EXERCISE OBJECTIVE: Each record below is to be reproduced without any change.

Extracts from a graphics dataset:
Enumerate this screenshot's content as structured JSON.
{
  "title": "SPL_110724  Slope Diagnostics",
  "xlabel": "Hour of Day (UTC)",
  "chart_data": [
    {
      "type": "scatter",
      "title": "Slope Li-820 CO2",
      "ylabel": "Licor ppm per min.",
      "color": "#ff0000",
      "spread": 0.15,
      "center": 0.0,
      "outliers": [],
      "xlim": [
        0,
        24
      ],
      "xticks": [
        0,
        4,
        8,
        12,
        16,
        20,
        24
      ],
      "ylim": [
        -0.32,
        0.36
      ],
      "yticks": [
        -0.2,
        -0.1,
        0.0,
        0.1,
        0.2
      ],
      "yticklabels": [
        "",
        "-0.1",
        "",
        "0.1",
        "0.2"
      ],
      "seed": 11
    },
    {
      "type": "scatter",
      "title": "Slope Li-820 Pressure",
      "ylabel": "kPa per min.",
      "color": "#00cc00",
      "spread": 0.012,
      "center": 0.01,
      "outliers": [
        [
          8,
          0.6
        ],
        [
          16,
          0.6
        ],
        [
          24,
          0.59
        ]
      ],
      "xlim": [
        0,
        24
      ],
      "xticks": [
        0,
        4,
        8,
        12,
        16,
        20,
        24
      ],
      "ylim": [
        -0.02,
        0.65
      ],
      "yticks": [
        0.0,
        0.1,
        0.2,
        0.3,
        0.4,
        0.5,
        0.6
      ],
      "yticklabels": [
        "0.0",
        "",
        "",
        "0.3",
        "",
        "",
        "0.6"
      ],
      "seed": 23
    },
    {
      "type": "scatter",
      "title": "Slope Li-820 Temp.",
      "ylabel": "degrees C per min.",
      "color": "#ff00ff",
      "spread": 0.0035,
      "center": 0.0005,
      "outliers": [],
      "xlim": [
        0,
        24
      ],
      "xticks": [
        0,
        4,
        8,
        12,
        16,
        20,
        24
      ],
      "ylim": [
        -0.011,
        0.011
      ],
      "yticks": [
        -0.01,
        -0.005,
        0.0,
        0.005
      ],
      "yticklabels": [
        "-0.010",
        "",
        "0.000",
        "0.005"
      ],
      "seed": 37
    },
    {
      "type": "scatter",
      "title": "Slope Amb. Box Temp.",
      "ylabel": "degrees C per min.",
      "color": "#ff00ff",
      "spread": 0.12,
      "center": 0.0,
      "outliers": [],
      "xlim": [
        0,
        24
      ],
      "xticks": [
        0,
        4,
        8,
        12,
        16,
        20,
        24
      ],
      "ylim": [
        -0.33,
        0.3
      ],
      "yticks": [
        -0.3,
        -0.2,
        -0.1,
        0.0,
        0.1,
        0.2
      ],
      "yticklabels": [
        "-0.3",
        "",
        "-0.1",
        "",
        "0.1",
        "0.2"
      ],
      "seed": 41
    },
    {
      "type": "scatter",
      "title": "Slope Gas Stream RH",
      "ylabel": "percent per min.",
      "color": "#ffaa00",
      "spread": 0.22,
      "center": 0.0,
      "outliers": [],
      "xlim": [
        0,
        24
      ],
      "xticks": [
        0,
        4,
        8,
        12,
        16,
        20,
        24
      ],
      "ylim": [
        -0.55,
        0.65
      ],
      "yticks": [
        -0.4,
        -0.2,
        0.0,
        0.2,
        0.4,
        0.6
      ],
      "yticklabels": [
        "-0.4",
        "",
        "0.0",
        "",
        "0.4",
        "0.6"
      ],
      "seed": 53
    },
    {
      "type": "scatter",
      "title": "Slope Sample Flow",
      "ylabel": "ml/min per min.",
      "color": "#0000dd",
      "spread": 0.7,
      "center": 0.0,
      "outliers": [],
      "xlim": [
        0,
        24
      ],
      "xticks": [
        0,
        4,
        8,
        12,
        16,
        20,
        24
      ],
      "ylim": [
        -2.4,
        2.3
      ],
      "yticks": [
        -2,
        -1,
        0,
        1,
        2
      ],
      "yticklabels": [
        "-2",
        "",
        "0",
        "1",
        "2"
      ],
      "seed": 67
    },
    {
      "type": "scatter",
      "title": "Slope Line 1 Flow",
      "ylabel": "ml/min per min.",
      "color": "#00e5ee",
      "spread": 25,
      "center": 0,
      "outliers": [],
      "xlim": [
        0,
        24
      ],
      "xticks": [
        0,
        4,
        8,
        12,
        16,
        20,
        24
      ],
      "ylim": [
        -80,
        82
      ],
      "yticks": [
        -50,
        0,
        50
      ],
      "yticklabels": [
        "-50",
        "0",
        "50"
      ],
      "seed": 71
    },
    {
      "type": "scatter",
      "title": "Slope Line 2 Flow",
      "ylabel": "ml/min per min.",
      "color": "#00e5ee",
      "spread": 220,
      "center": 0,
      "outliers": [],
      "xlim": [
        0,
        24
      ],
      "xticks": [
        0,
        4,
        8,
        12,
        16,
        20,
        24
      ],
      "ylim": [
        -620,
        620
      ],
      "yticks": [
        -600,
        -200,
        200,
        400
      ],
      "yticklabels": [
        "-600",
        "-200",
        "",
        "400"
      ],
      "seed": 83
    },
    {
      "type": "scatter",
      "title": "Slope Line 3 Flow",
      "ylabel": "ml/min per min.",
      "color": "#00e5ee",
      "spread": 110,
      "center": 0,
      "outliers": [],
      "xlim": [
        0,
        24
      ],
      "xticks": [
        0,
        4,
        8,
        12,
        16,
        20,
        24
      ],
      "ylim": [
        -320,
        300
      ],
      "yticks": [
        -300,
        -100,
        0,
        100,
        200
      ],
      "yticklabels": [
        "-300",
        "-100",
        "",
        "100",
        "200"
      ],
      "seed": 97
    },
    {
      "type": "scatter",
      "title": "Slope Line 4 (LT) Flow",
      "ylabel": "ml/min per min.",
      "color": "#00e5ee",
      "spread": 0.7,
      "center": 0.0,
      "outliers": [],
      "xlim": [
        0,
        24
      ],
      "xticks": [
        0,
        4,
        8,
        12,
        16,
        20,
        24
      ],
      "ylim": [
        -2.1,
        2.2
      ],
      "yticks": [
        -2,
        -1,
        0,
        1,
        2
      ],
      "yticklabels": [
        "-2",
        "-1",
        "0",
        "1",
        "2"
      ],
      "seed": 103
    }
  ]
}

OUTPUT:
Enumerate this screenshot's content as structured JSON.
{
  "title": "SPL_110724  Slope Diagnostics",
  "xlabel": "Hour of Day (UTC)",
  "chart_data": [
    {
      "type": "scatter",
      "title": "Slope Li-820 CO2",
      "ylabel": "Licor ppm per min.",
      "color": "#ff0000",
      "spread": 0.15,
      "center": 0.0,
      "outliers": [],
      "xlim": [
        0,
        24
      ],
      "xticks": [
        0,
        4,
        8,
        12,
        16,
        20,
        24
      ],
      "ylim": [
        -0.32,
        0.36
      ],
      "yticks": [
        -0.2,
        -0.1,
        0.0,
        0.1,
        0.2
      ],
      "yticklabels": [
        "",
        "-0.1",
        "",
        "0.1",
        "0.2"
      ],
      "seed": 11
    },
    {
      "type": "scatter",
      "title": "Slope Li-820 Pressure",
      "ylabel": "kPa per min.",
      "color": "#00cc00",
      "spread": 0.012,
      "center": 0.01,
      "outliers": [
        [
          8,
          0.6
        ],
        [
          16,
          0.6
        ],
        [
          24,
          0.59
        ]
      ],
      "xlim": [
        0,
        24
      ],
      "xticks": [
        0,
        4,
        8,
        12,
        16,
        20,
        24
      ],
      "ylim": [
        -0.02,
        0.65
      ],
      "yticks": [
        0.0,
        0.1,
        0.2,
        0.3,
        0.4,
        0.5,
        0.6
      ],
      "yticklabels": [
        "0.0",
        "",
        "",
        "0.3",
        "",
        "",
        "0.6"
      ],
      "seed": 23
    },
    {
      "type": "scatter",
      "title": "Slope Li-820 Temp.",
      "ylabel": "degrees C per min.",
      "color": "#ff00ff",
      "spread": 0.0035,
      "center": 0.0005,
      "outliers": [],
      "xlim": [
        0,
        24
      ],
      "xticks": [
        0,
        4,
        8,
        12,
        16,
        20,
        24
      ],
      "ylim": [
        -0.011,
        0.011
      ],
      "yticks": [
        -0.01,
        -0.005,
        0.0,
        0.005
      ],
      "yticklabels": [
        "-0.010",
        "",
        "0.000",
        "0.005"
      ],
      "seed": 37
    },
    {
      "type": "scatter",
      "title": "Slope Amb. Box Temp.",
      "ylabel": "degrees C per min.",
      "color": "#ff00ff",
      "spread": 0.12,
      "center": 0.0,
      "outliers": [],
      "xlim": [
        0,
        24
      ],
      "xticks": [
        0,
        4,
        8,
        12,
        16,
        20,
        24
      ],
      "ylim": [
        -0.33,
        0.3
      ],
      "yticks": [
        -0.3,
        -0.2,
        -0.1,
        0.0,
        0.1,
        0.2
      ],
      "yticklabels": [
        "-0.3",
        "",
        "-0.1",
        "",
        "0.1",
        "0.2"
      ],
      "seed": 41
    },
    {
      "type": "scatter",
      "title": "Slope Gas Stream RH",
      "ylabel": "percent per min.",
      "color": "#ffaa00",
      "spread": 0.22,
      "center": 0.0,
      "outliers": [],
      "xlim": [
        0,
        24
      ],
      "xticks": [
        0,
        4,
        8,
        12,
        16,
        20,
        24
      ],
      "ylim": [
        -0.55,
        0.65
      ],
      "yticks": [
        -0.4,
        -0.2,
        0.0,
        0.2,
        0.4,
        0.6
      ],
      "yticklabels": [
        "-0.4",
        "",
        "0.0",
        "",
        "0.4",
        "0.6"
      ],
      "seed": 53
    },
    {
      "type": "scatter",
      "title": "Slope Sample Flow",
      "ylabel": "ml/min per min.",
      "color": "#0000dd",
      "spread": 0.7,
      "center": 0.0,
      "outliers": [],
      "xlim": [
        0,
        24
      ],
      "xticks": [
        0,
        4,
        8,
        12,
        16,
        20,
        24
      ],
      "ylim": [
        -2.4,
        2.3
      ],
      "yticks": [
        -2,
        -1,
        0,
        1,
        2
      ],
      "yticklabels": [
        "-2",
        "",
        "0",
        "1",
        "2"
      ],
      "seed": 67
    },
    {
      "type": "scatter",
      "title": "Slope Line 1 Flow",
      "ylabel": "ml/min per min.",
      "color": "#00e5ee",
      "spread": 25,
      "center": 0,
      "outliers": [],
      "xlim": [
        0,
        24
      ],
      "xticks": [
        0,
        4,
        8,
        12,
        16,
        20,
        24
      ],
      "ylim": [
        -80,
        82
      ],
      "yticks": [
        -50,
        0,
        50
      ],
      "yticklabels": [
        "-50",
        "0",
        "50"
      ],
      "seed": 71
    },
    {
      "type": "scatter",
      "title": "Slope Line 2 Flow",
      "ylabel": "ml/min per min.",
      "color": "#00e5ee",
      "spread": 220,
      "center": 0,
      "outliers": [],
      "xlim": [
        0,
        24
      ],
      "xticks": [
        0,
        4,
        8,
        12,
        16,
        20,
        24
      ],
      "ylim": [
        -620,
        620
      ],
      "yticks": [
        -600,
        -200,
        200,
        400
      ],
      "yticklabels": [
        "-600",
        "-200",
        "",
        "400"
      ],
      "seed": 83
    },
    {
      "type": "scatter",
      "title": "Slope Line 3 Flow",
      "ylabel": "ml/min per min.",
      "color": "#00e5ee",
      "spread": 110,
      "center": 0,
      "outliers": [],
      "xlim": [
        0,
        24
      ],
      "xticks": [
        0,
        4,
        8,
        12,
        16,
        20,
        24
      ],
      "ylim": [
        -320,
        300
      ],
      "yticks": [
        -300,
        -100,
        0,
        100,
        200
      ],
      "yticklabels": [
        "-300",
        "-100",
        "",
        "100",
        "200"
      ],
      "seed": 97
    },
    {
      "type": "scatter",
      "title": "Slope Line 4 (LT) Flow",
      "ylabel": "ml/min per min.",
      "color": "#00e5ee",
      "spread": 0.7,
      "center": 0.0,
      "outliers": [],
      "xlim": [
        0,
        24
      ],
      "xticks": [
        0,
        4,
        8,
        12,
        16,
        20,
        24
      ],
      "ylim": [
        -2.1,
        2.2
      ],
      "yticks": [
        -2,
        -1,
        0,
        1,
        2
      ],
      "yticklabels": [
        "-2",
        "-1",
        "0",
        "1",
        "2"
      ],
      "seed": 103
    }
  ]
}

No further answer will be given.